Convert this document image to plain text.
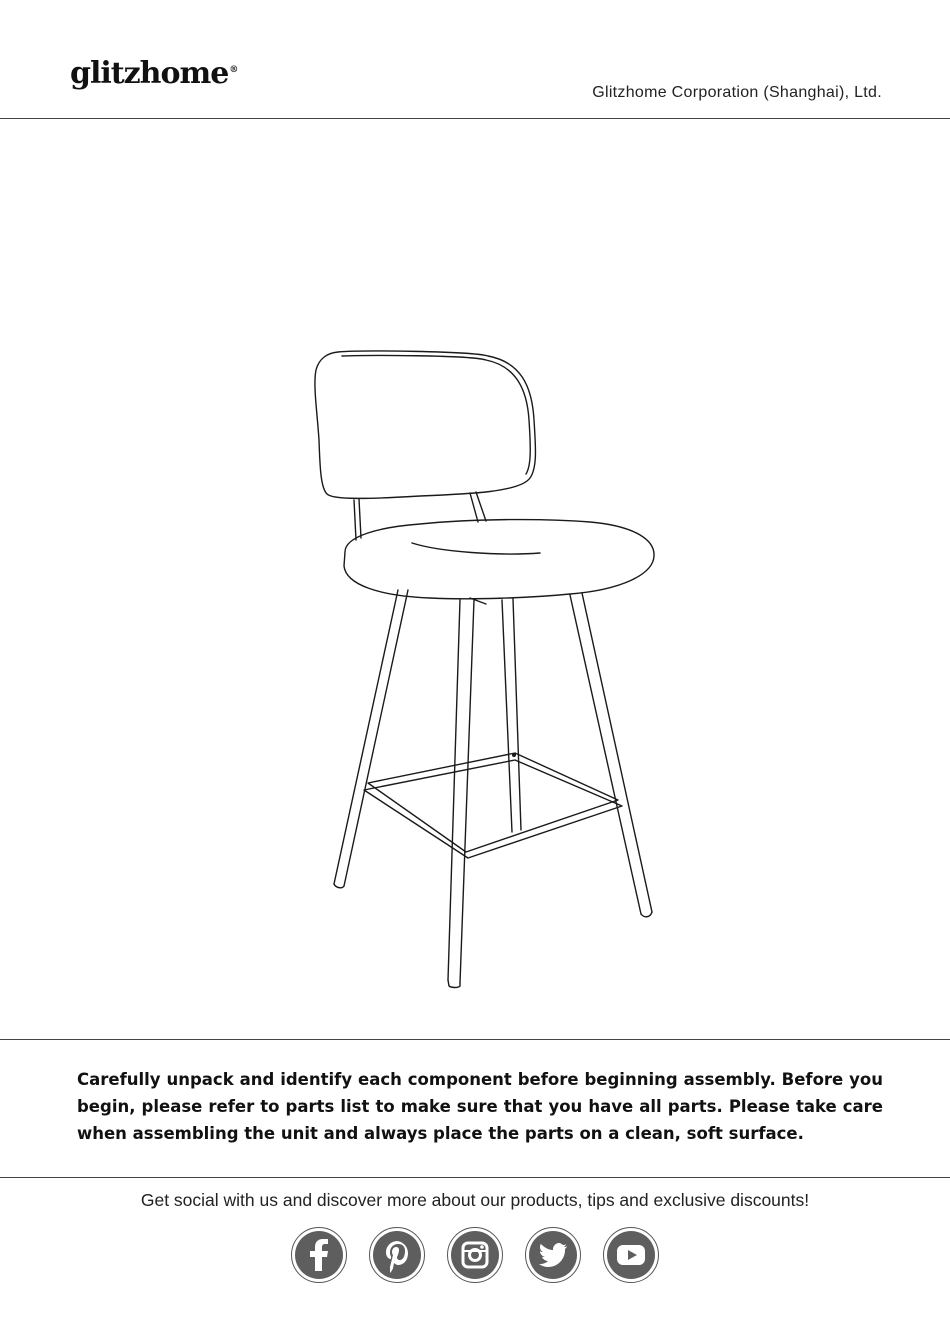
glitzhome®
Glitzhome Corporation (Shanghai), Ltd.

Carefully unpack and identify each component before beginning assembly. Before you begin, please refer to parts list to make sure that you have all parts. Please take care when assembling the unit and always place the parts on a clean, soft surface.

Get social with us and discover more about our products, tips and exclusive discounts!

----------------

## Instructions to follow
Each record must be quoted in full and exactly. Do not include the pictures.

## Task answer
Convert this document image to plain text.
glitzhome®
Glitzhome Corporation (Shanghai), Ltd.

Carefully unpack and identify each component before beginning assembly. Before you begin, please refer to parts list to make sure that you have all parts. Please take care when assembling the unit and always place the parts on a clean, soft surface.

Get social with us and discover more about our products, tips and exclusive discounts!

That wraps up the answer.